What you return should match every record exactly, with the images removed.

Stored records:
** START **
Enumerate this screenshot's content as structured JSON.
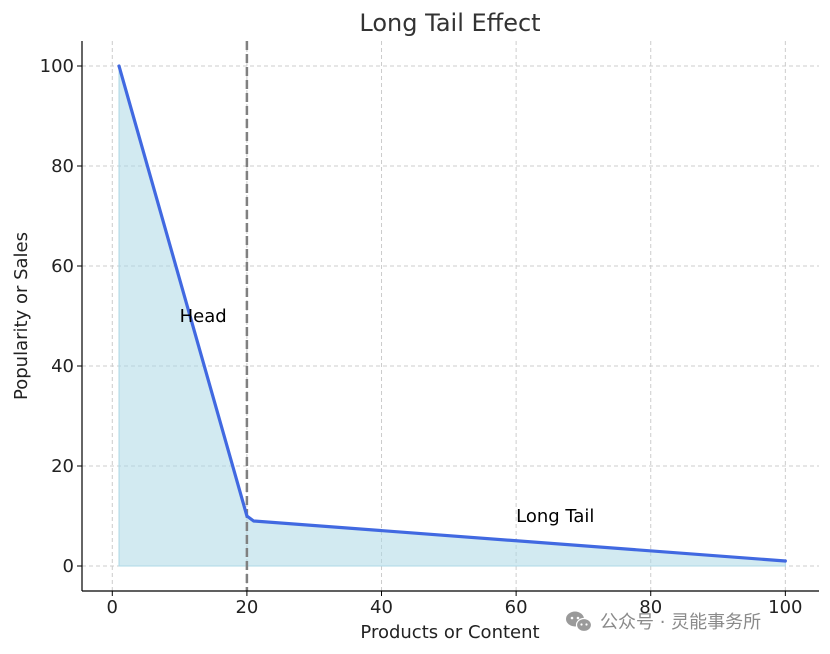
{
  "chart_data": {
    "type": "line",
    "title": "Long Tail Effect",
    "xlabel": "Products or Content",
    "ylabel": "Popularity or Sales",
    "xlim": [
      -4.5,
      105
    ],
    "ylim": [
      -5,
      105
    ],
    "xticks": [
      0,
      20,
      40,
      60,
      80,
      100
    ],
    "yticks": [
      0,
      20,
      40,
      60,
      80,
      100
    ],
    "grid": true,
    "series": [
      {
        "name": "Popularity",
        "color": "#4169E1",
        "fill_color": "#ADD8E6",
        "x": [
          1,
          20,
          21,
          100
        ],
        "y": [
          100,
          10,
          9,
          1
        ]
      }
    ],
    "vline": {
      "x": 20,
      "color": "#808080",
      "style": "dashed"
    },
    "annotations": [
      {
        "text": "Head",
        "x": 10,
        "y": 50
      },
      {
        "text": "Long Tail",
        "x": 60,
        "y": 10
      }
    ]
  },
  "watermark": {
    "icon": "wechat-icon",
    "text": "公众号 · 灵能事务所"
  }
}
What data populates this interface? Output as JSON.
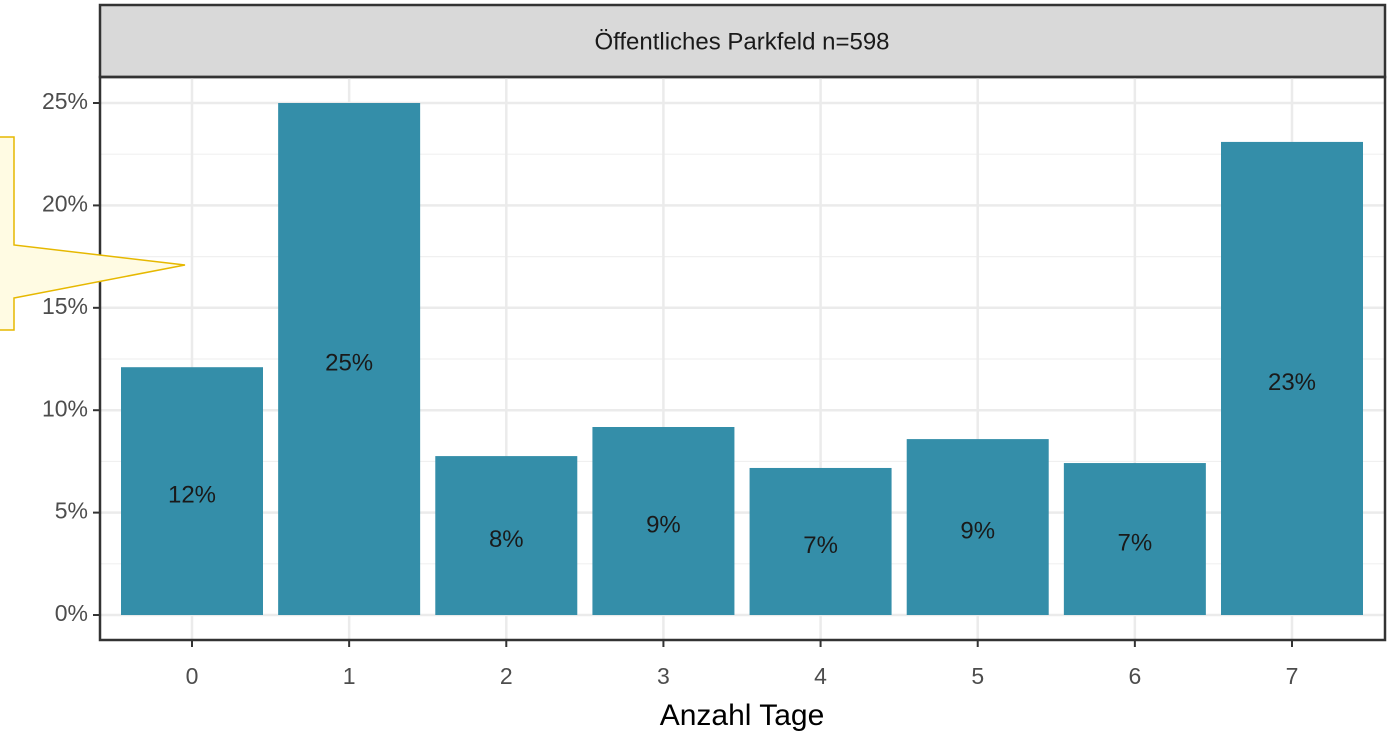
{
  "chart_data": {
    "type": "bar",
    "title": "Öffentliches Parkfeld n=598",
    "x_label": "Anzahl Tage",
    "categories": [
      "0",
      "1",
      "2",
      "3",
      "4",
      "5",
      "6",
      "7"
    ],
    "values": [
      12.1,
      25.0,
      7.76,
      9.18,
      7.18,
      8.59,
      7.42,
      23.1
    ],
    "value_labels": [
      "12%",
      "25%",
      "8%",
      "9%",
      "7%",
      "9%",
      "7%",
      "23%"
    ],
    "color": "#348ea9",
    "ylim": [
      -1.22,
      26.27
    ],
    "yticks": [
      {
        "value": 0,
        "label": "0%"
      },
      {
        "value": 5,
        "label": "5%"
      },
      {
        "value": 10,
        "label": "10%"
      },
      {
        "value": 15,
        "label": "15%"
      },
      {
        "value": 20,
        "label": "20%"
      },
      {
        "value": 25,
        "label": "25%"
      }
    ],
    "grid": true
  }
}
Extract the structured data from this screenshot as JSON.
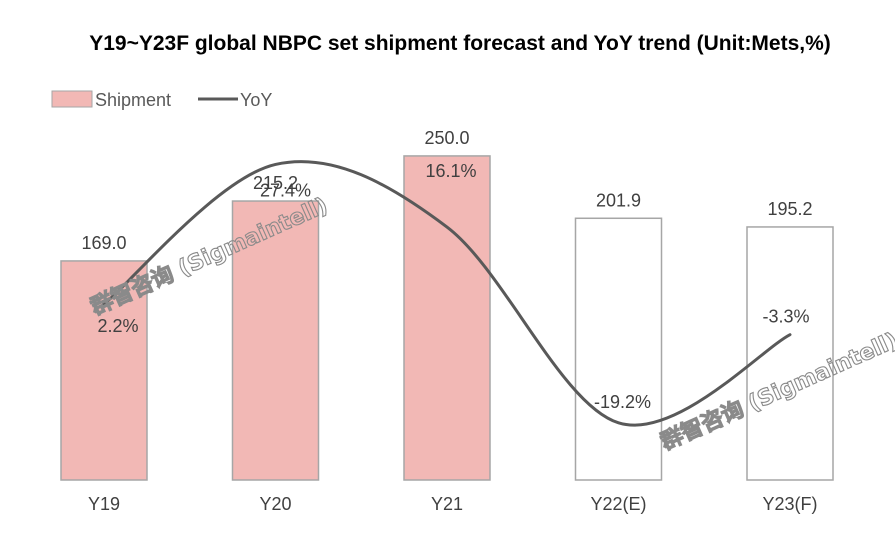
{
  "chart_data": {
    "type": "bar",
    "title": "Y19~Y23F global NBPC set shipment forecast and YoY trend (Unit:Mets,%)",
    "categories": [
      "Y19",
      "Y20",
      "Y21",
      "Y22(E)",
      "Y23(F)"
    ],
    "legend": {
      "placement": "top-left",
      "entries": [
        "Shipment",
        "YoY"
      ]
    },
    "series": [
      {
        "name": "Shipment",
        "type": "bar",
        "values": [
          169.0,
          215.2,
          250.0,
          201.9,
          195.2
        ],
        "labels": [
          "169.0",
          "215.2",
          "250.0",
          "201.9",
          "195.2"
        ],
        "fill_colors": [
          "#f2b8b5",
          "#f2b8b5",
          "#f2b8b5",
          "#ffffff",
          "#ffffff"
        ],
        "stroke_color": "#a6a6a6"
      },
      {
        "name": "YoY",
        "type": "line",
        "smooth": true,
        "values": [
          2.2,
          27.4,
          16.1,
          -19.2,
          -3.3
        ],
        "labels": [
          "2.2%",
          "27.4%",
          "16.1%",
          "-19.2%",
          "-3.3%"
        ],
        "color": "#595959"
      }
    ],
    "y_bar_range": [
      0,
      270
    ],
    "y_line_range": [
      -25,
      30
    ],
    "grid": false,
    "watermark": "群智咨询 (Sigmaintell)"
  }
}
** END **
> [Task solution]:
Enumerate this screenshot's content as structured JSON.
{
  "chart_data": {
    "type": "line",
    "title": "Long Tail Effect",
    "xlabel": "Products or Content",
    "ylabel": "Popularity or Sales",
    "xlim": [
      -4.5,
      105
    ],
    "ylim": [
      -5,
      105
    ],
    "xticks": [
      0,
      20,
      40,
      60,
      80,
      100
    ],
    "yticks": [
      0,
      20,
      40,
      60,
      80,
      100
    ],
    "grid": true,
    "series": [
      {
        "name": "Popularity",
        "color": "#4169E1",
        "fill_color": "#ADD8E6",
        "x": [
          1,
          20,
          21,
          100
        ],
        "y": [
          100,
          10,
          9,
          1
        ]
      }
    ],
    "vline": {
      "x": 20,
      "color": "#808080",
      "style": "dashed"
    },
    "annotations": [
      {
        "text": "Head",
        "x": 10,
        "y": 50
      },
      {
        "text": "Long Tail",
        "x": 60,
        "y": 10
      }
    ]
  },
  "watermark": {
    "icon": "wechat-icon",
    "text": "公众号 · 灵能事务所"
  }
}
What data populates this interface? Output as JSON.
{
  "chart_data": {
    "type": "bar",
    "title": "Öffentliches Parkfeld n=598",
    "x_label": "Anzahl Tage",
    "categories": [
      "0",
      "1",
      "2",
      "3",
      "4",
      "5",
      "6",
      "7"
    ],
    "values": [
      12.1,
      25.0,
      7.76,
      9.18,
      7.18,
      8.59,
      7.42,
      23.1
    ],
    "value_labels": [
      "12%",
      "25%",
      "8%",
      "9%",
      "7%",
      "9%",
      "7%",
      "23%"
    ],
    "color": "#348ea9",
    "ylim": [
      -1.22,
      26.27
    ],
    "yticks": [
      {
        "value": 0,
        "label": "0%"
      },
      {
        "value": 5,
        "label": "5%"
      },
      {
        "value": 10,
        "label": "10%"
      },
      {
        "value": 15,
        "label": "15%"
      },
      {
        "value": 20,
        "label": "20%"
      },
      {
        "value": 25,
        "label": "25%"
      }
    ],
    "grid": true
  }
}
Extract the structured data from this screenshot as JSON.
{
  "chart_data": {
    "type": "bar",
    "title": "Y19~Y23F global NBPC set shipment forecast and YoY trend (Unit:Mets,%)",
    "categories": [
      "Y19",
      "Y20",
      "Y21",
      "Y22(E)",
      "Y23(F)"
    ],
    "legend": {
      "placement": "top-left",
      "entries": [
        "Shipment",
        "YoY"
      ]
    },
    "series": [
      {
        "name": "Shipment",
        "type": "bar",
        "values": [
          169.0,
          215.2,
          250.0,
          201.9,
          195.2
        ],
        "labels": [
          "169.0",
          "215.2",
          "250.0",
          "201.9",
          "195.2"
        ],
        "fill_colors": [
          "#f2b8b5",
          "#f2b8b5",
          "#f2b8b5",
          "#ffffff",
          "#ffffff"
        ],
        "stroke_color": "#a6a6a6"
      },
      {
        "name": "YoY",
        "type": "line",
        "smooth": true,
        "values": [
          2.2,
          27.4,
          16.1,
          -19.2,
          -3.3
        ],
        "labels": [
          "2.2%",
          "27.4%",
          "16.1%",
          "-19.2%",
          "-3.3%"
        ],
        "color": "#595959"
      }
    ],
    "y_bar_range": [
      0,
      270
    ],
    "y_line_range": [
      -25,
      30
    ],
    "grid": false,
    "watermark": "群智咨询 (Sigmaintell)"
  }
}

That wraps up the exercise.